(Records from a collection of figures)

▼

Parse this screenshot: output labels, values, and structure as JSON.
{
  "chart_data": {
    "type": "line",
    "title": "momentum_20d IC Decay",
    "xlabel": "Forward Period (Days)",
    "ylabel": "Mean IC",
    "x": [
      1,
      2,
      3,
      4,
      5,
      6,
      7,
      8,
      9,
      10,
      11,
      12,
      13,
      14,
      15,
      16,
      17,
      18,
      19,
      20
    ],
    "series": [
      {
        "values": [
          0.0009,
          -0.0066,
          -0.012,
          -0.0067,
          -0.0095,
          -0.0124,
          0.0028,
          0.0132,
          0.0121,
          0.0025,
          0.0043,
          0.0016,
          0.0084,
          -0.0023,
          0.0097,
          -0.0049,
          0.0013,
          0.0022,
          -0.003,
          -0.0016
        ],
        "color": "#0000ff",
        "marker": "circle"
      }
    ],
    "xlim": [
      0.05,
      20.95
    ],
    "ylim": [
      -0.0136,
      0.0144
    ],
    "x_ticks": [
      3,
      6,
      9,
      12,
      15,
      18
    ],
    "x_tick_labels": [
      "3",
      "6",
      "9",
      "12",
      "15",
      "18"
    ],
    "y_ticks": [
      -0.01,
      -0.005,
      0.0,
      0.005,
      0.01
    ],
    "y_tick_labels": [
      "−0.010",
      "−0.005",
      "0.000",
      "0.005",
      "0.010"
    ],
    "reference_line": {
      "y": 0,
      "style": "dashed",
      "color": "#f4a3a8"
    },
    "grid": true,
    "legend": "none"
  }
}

▲

### [Task prompt]
Identify each line of the material where the word "values" shows up, and copy it.

### [Solution]
Parse this screenshot: output labels, values, and structure as JSON.
        "values": [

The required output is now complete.